• _Exercise goal_:
Show every row that contains the string "USDT", copying each one in full.

Layout element entries:
______

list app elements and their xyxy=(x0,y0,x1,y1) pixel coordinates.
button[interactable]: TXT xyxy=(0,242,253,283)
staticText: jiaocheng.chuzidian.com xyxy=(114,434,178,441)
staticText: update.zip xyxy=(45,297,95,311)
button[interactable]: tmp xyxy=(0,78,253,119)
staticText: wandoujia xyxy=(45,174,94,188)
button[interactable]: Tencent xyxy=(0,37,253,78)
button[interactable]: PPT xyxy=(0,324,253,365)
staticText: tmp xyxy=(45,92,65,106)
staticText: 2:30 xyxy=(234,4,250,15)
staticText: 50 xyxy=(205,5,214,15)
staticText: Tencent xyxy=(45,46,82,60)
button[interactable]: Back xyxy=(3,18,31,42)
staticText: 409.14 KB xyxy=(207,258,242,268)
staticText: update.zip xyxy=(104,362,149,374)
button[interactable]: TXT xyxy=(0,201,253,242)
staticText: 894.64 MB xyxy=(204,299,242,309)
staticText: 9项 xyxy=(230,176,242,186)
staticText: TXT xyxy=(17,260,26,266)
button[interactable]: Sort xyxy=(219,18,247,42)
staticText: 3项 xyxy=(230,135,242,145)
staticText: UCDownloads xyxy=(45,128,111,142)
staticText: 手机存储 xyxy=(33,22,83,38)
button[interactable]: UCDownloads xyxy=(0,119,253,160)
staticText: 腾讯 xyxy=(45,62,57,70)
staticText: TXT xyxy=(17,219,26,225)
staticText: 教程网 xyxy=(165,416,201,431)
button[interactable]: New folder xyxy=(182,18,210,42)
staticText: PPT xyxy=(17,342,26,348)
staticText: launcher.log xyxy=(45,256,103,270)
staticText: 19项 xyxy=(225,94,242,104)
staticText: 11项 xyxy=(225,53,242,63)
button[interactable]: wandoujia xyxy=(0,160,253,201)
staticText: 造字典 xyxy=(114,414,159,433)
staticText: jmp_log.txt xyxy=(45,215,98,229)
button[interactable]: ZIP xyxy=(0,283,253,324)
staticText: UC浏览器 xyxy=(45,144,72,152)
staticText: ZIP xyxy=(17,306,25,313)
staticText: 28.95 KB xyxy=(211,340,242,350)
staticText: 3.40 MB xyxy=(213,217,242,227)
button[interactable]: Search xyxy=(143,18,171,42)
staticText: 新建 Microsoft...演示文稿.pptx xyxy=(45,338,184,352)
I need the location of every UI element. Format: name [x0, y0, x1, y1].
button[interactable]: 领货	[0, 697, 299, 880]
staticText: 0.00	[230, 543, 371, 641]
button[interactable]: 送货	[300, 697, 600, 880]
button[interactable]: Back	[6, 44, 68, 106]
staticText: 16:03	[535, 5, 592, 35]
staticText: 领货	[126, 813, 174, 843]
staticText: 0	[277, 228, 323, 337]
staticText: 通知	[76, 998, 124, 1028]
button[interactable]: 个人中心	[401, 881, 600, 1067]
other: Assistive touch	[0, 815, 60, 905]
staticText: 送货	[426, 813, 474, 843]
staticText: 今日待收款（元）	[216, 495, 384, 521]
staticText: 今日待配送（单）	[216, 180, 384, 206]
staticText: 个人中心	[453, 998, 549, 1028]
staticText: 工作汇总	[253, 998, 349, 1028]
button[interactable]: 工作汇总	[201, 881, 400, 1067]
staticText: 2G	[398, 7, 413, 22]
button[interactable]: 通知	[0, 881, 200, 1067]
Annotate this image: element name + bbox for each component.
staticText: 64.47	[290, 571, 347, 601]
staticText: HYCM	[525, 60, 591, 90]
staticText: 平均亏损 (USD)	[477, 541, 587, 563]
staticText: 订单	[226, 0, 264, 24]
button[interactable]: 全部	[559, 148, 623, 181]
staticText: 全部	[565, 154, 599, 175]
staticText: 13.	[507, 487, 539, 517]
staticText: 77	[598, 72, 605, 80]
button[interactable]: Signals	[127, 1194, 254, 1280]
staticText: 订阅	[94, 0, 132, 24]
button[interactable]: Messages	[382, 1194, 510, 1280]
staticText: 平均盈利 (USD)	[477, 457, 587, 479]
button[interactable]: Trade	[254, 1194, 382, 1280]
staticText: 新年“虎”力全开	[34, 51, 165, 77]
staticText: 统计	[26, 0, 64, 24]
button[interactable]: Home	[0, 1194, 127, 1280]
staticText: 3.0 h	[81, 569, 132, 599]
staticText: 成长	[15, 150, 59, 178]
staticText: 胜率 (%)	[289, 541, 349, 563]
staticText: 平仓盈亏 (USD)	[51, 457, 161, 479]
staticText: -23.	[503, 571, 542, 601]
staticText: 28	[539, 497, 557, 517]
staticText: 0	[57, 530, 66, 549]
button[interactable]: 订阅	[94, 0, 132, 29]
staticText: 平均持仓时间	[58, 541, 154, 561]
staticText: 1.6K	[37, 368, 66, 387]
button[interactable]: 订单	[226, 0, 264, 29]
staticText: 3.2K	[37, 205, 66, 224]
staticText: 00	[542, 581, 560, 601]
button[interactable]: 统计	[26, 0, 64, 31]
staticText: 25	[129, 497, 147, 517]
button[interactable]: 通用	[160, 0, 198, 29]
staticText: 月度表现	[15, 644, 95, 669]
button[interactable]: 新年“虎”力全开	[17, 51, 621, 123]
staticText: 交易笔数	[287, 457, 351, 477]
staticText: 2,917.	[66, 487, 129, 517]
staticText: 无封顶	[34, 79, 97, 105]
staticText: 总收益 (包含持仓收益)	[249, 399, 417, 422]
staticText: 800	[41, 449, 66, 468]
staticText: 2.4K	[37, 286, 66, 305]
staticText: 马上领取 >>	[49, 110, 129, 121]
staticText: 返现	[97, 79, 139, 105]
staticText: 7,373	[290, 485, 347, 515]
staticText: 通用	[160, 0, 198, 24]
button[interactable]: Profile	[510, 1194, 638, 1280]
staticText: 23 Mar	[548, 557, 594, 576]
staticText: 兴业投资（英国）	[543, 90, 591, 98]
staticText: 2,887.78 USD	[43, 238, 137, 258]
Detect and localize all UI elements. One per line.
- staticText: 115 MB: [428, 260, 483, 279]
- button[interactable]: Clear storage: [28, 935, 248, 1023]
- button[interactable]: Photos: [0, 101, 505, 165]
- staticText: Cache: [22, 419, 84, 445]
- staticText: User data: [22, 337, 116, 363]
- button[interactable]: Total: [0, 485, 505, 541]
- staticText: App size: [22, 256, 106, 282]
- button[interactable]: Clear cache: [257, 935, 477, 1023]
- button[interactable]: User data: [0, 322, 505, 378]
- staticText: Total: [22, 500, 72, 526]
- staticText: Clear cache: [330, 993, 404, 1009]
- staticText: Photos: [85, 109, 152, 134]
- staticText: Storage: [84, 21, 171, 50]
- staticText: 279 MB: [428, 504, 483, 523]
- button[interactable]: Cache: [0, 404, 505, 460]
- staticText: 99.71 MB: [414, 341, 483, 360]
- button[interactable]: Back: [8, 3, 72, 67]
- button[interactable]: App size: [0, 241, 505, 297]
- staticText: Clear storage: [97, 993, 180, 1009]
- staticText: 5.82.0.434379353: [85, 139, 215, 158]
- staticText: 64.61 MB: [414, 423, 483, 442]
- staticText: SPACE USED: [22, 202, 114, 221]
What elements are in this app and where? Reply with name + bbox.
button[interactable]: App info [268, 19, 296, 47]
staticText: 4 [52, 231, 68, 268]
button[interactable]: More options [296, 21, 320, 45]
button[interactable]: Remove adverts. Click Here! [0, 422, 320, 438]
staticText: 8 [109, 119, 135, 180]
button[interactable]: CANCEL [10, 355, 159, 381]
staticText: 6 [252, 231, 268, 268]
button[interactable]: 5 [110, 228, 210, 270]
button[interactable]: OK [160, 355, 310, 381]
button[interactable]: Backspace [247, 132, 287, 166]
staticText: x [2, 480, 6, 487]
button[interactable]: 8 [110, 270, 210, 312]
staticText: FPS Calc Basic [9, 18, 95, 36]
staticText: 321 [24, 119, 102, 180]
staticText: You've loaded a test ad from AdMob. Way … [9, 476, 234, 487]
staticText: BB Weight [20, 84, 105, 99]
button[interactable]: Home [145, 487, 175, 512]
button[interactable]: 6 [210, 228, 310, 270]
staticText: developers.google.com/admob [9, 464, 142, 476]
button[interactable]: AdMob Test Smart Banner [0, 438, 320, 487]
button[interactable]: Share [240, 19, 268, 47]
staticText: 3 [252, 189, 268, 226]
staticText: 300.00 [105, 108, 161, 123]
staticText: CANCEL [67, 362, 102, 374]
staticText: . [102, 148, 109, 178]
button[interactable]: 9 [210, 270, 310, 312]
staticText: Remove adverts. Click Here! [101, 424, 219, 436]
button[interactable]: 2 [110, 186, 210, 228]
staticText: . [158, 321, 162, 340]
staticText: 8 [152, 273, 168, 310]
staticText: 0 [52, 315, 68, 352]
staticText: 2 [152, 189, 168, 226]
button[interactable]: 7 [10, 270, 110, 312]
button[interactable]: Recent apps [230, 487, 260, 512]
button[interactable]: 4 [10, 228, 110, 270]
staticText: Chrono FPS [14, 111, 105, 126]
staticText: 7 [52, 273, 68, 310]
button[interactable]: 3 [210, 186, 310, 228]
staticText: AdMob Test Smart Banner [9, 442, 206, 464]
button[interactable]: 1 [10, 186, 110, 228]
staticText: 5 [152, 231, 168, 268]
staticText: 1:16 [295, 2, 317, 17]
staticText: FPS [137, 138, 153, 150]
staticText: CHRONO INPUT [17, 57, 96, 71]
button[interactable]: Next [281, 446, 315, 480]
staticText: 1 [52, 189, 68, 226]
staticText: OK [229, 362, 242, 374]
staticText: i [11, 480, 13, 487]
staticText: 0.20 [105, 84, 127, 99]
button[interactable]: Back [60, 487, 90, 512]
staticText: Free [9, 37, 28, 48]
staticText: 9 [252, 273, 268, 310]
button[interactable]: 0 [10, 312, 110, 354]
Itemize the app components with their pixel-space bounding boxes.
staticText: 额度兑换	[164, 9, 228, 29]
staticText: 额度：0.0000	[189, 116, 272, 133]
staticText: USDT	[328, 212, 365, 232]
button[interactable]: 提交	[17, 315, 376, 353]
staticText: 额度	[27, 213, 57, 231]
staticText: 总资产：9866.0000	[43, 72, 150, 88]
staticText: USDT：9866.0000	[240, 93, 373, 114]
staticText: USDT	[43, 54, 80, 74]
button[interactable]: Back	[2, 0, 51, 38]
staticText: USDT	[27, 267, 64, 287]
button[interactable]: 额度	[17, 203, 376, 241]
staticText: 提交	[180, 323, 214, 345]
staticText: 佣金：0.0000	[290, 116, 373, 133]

______

• _Reply to the exercise_:
staticText: USDT	[328, 212, 365, 232]
staticText: USDT：9866.0000	[240, 93, 373, 114]
staticText: USDT	[43, 54, 80, 74]
staticText: USDT	[27, 267, 64, 287]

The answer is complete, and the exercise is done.